Reproduce the entire listing word for word.

--- Start Available records ---

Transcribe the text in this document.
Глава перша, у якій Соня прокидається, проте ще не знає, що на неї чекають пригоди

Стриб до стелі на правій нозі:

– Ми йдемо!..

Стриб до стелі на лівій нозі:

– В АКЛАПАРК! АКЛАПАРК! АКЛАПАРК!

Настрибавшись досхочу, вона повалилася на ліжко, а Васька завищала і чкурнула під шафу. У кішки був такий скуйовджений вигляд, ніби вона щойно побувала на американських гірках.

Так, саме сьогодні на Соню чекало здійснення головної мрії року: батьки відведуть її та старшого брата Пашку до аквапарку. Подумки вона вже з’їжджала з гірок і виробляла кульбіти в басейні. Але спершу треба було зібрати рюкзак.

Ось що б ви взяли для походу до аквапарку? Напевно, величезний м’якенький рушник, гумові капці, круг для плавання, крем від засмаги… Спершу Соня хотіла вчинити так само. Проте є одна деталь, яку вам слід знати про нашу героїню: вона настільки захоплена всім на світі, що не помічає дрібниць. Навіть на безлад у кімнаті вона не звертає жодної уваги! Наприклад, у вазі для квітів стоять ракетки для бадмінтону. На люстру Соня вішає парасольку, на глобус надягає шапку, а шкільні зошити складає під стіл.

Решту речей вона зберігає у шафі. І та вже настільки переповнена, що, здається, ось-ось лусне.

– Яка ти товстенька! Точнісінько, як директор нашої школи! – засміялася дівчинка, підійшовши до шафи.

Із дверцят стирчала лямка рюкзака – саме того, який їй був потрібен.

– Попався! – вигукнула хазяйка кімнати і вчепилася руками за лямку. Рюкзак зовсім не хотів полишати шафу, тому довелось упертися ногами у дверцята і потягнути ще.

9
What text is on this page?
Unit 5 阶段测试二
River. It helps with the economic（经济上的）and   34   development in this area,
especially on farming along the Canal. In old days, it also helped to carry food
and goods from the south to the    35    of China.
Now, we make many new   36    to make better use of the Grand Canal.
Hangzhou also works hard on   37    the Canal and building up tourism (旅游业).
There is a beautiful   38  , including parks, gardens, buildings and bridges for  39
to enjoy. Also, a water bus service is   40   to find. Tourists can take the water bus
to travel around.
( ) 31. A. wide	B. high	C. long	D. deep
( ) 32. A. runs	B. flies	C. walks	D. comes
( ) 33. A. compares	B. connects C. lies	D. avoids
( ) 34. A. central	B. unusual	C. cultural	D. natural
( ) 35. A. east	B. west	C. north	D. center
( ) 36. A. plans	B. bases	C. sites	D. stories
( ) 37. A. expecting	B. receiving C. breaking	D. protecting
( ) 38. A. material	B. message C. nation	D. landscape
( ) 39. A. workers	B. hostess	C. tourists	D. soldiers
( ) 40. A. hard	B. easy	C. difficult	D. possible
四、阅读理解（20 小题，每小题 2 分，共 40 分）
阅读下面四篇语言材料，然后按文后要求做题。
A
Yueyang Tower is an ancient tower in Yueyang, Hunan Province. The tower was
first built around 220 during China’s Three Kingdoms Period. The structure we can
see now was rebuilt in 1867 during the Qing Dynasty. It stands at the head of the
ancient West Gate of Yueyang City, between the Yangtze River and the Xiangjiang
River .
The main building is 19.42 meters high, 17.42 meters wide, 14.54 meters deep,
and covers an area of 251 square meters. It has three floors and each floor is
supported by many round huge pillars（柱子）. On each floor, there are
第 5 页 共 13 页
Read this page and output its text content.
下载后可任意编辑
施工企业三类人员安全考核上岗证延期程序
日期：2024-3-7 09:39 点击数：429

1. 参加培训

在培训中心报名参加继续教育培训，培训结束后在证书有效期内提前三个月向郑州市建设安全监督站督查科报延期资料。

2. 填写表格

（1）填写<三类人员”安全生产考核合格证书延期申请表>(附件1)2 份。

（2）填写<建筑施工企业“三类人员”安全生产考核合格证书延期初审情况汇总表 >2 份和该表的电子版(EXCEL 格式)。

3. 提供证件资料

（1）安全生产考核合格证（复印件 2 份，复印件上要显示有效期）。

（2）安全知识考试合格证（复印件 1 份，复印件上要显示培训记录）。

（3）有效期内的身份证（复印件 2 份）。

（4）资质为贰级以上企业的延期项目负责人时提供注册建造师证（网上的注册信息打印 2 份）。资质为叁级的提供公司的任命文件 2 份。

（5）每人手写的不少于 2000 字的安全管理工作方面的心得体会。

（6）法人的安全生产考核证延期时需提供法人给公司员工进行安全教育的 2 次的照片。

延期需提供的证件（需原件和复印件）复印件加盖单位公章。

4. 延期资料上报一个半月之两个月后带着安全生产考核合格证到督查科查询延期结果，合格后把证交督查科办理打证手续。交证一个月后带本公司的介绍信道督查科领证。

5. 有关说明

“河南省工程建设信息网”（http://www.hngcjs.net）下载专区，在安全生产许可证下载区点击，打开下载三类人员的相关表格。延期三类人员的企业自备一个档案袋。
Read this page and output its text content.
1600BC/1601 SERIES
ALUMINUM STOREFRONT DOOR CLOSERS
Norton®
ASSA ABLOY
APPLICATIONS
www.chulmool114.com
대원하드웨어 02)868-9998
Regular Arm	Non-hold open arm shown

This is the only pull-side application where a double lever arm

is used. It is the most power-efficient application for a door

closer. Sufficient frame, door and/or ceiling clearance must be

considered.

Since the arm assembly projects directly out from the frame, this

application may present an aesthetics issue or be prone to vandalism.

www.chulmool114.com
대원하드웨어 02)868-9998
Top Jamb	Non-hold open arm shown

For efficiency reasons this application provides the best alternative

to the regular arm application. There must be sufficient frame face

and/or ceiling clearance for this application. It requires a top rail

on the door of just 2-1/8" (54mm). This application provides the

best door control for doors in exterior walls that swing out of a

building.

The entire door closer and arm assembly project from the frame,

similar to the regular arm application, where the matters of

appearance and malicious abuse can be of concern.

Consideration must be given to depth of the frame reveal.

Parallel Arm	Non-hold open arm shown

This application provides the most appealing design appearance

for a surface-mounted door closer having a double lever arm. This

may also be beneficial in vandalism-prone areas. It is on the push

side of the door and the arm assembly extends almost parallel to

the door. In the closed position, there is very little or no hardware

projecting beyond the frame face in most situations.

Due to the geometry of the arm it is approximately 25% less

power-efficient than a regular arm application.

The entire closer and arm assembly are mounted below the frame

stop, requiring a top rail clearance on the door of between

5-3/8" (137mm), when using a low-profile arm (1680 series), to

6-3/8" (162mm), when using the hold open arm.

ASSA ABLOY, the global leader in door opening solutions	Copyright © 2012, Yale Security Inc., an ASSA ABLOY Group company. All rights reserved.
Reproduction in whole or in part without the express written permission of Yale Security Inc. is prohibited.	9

--- End Available records ---

- Answer -
Transcribe the text in this document.
Глава перша, у якій Соня прокидається, проте ще не знає, що на неї чекають пригоди

Стриб до стелі на правій нозі:

– Ми йдемо!..

Стриб до стелі на лівій нозі:

– В АКЛАПАРК! АКЛАПАРК! АКЛАПАРК!

Настрибавшись досхочу, вона повалилася на ліжко, а Васька завищала і чкурнула під шафу. У кішки був такий скуйовджений вигляд, ніби вона щойно побувала на американських гірках.

Так, саме сьогодні на Соню чекало здійснення головної мрії року: батьки відведуть її та старшого брата Пашку до аквапарку. Подумки вона вже з’їжджала з гірок і виробляла кульбіти в басейні. Але спершу треба було зібрати рюкзак.

Ось що б ви взяли для походу до аквапарку? Напевно, величезний м’якенький рушник, гумові капці, круг для плавання, крем від засмаги… Спершу Соня хотіла вчинити так само. Проте є одна деталь, яку вам слід знати про нашу героїню: вона настільки захоплена всім на світі, що не помічає дрібниць. Навіть на безлад у кімнаті вона не звертає жодної уваги! Наприклад, у вазі для квітів стоять ракетки для бадмінтону. На люстру Соня вішає парасольку, на глобус надягає шапку, а шкільні зошити складає під стіл.

Решту речей вона зберігає у шафі. І та вже настільки переповнена, що, здається, ось-ось лусне.

– Яка ти товстенька! Точнісінько, як директор нашої школи! – засміялася дівчинка, підійшовши до шафи.

Із дверцят стирчала лямка рюкзака – саме того, який їй був потрібен.

– Попався! – вигукнула хазяйка кімнати і вчепилася руками за лямку. Рюкзак зовсім не хотів полишати шафу, тому довелось упертися ногами у дверцята і потягнути ще.

9
What text is on this page?
Unit 5 阶段测试二
River. It helps with the economic（经济上的）and   34   development in this area,
especially on farming along the Canal. In old days, it also helped to carry food
and goods from the south to the    35    of China.
Now, we make many new   36    to make better use of the Grand Canal.
Hangzhou also works hard on   37    the Canal and building up tourism (旅游业).
There is a beautiful   38  , including parks, gardens, buildings and bridges for  39
to enjoy. Also, a water bus service is   40   to find. Tourists can take the water bus
to travel around.
( ) 31. A. wide	B. high	C. long	D. deep
( ) 32. A. runs	B. flies	C. walks	D. comes
( ) 33. A. compares	B. connects C. lies	D. avoids
( ) 34. A. central	B. unusual	C. cultural	D. natural
( ) 35. A. east	B. west	C. north	D. center
( ) 36. A. plans	B. bases	C. sites	D. stories
( ) 37. A. expecting	B. receiving C. breaking	D. protecting
( ) 38. A. material	B. message C. nation	D. landscape
( ) 39. A. workers	B. hostess	C. tourists	D. soldiers
( ) 40. A. hard	B. easy	C. difficult	D. possible
四、阅读理解（20 小题，每小题 2 分，共 40 分）
阅读下面四篇语言材料，然后按文后要求做题。
A
Yueyang Tower is an ancient tower in Yueyang, Hunan Province. The tower was
first built around 220 during China’s Three Kingdoms Period. The structure we can
see now was rebuilt in 1867 during the Qing Dynasty. It stands at the head of the
ancient West Gate of Yueyang City, between the Yangtze River and the Xiangjiang
River .
The main building is 19.42 meters high, 17.42 meters wide, 14.54 meters deep,
and covers an area of 251 square meters. It has three floors and each floor is
supported by many round huge pillars（柱子）. On each floor, there are
第 5 页 共 13 页
Read this page and output its text content.
下载后可任意编辑
施工企业三类人员安全考核上岗证延期程序
日期：2024-3-7 09:39 点击数：429

1. 参加培训

在培训中心报名参加继续教育培训，培训结束后在证书有效期内提前三个月向郑州市建设安全监督站督查科报延期资料。

2. 填写表格

（1）填写<三类人员”安全生产考核合格证书延期申请表>(附件1)2 份。

（2）填写<建筑施工企业“三类人员”安全生产考核合格证书延期初审情况汇总表 >2 份和该表的电子版(EXCEL 格式)。

3. 提供证件资料

（1）安全生产考核合格证（复印件 2 份，复印件上要显示有效期）。

（2）安全知识考试合格证（复印件 1 份，复印件上要显示培训记录）。

（3）有效期内的身份证（复印件 2 份）。

（4）资质为贰级以上企业的延期项目负责人时提供注册建造师证（网上的注册信息打印 2 份）。资质为叁级的提供公司的任命文件 2 份。

（5）每人手写的不少于 2000 字的安全管理工作方面的心得体会。

（6）法人的安全生产考核证延期时需提供法人给公司员工进行安全教育的 2 次的照片。

延期需提供的证件（需原件和复印件）复印件加盖单位公章。

4. 延期资料上报一个半月之两个月后带着安全生产考核合格证到督查科查询延期结果，合格后把证交督查科办理打证手续。交证一个月后带本公司的介绍信道督查科领证。

5. 有关说明

“河南省工程建设信息网”（http://www.hngcjs.net）下载专区，在安全生产许可证下载区点击，打开下载三类人员的相关表格。延期三类人员的企业自备一个档案袋。
Read this page and output its text content.
1600BC/1601 SERIES
ALUMINUM STOREFRONT DOOR CLOSERS
Norton®
ASSA ABLOY
APPLICATIONS
www.chulmool114.com
대원하드웨어 02)868-9998
Regular Arm	Non-hold open arm shown

This is the only pull-side application where a double lever arm

is used. It is the most power-efficient application for a door

closer. Sufficient frame, door and/or ceiling clearance must be

considered.

Since the arm assembly projects directly out from the frame, this

application may present an aesthetics issue or be prone to vandalism.

www.chulmool114.com
대원하드웨어 02)868-9998
Top Jamb	Non-hold open arm shown

For efficiency reasons this application provides the best alternative

to the regular arm application. There must be sufficient frame face

and/or ceiling clearance for this application. It requires a top rail

on the door of just 2-1/8" (54mm). This application provides the

best door control for doors in exterior walls that swing out of a

building.

The entire door closer and arm assembly project from the frame,

similar to the regular arm application, where the matters of

appearance and malicious abuse can be of concern.

Consideration must be given to depth of the frame reveal.

Parallel Arm	Non-hold open arm shown

This application provides the most appealing design appearance

for a surface-mounted door closer having a double lever arm. This

may also be beneficial in vandalism-prone areas. It is on the push

side of the door and the arm assembly extends almost parallel to

the door. In the closed position, there is very little or no hardware

projecting beyond the frame face in most situations.

Due to the geometry of the arm it is approximately 25% less

power-efficient than a regular arm application.

The entire closer and arm assembly are mounted below the frame

stop, requiring a top rail clearance on the door of between

5-3/8" (137mm), when using a low-profile arm (1680 series), to

6-3/8" (162mm), when using the hold open arm.

ASSA ABLOY, the global leader in door opening solutions	Copyright © 2012, Yale Security Inc., an ASSA ABLOY Group company. All rights reserved.
Reproduction in whole or in part without the express written permission of Yale Security Inc. is prohibited.	9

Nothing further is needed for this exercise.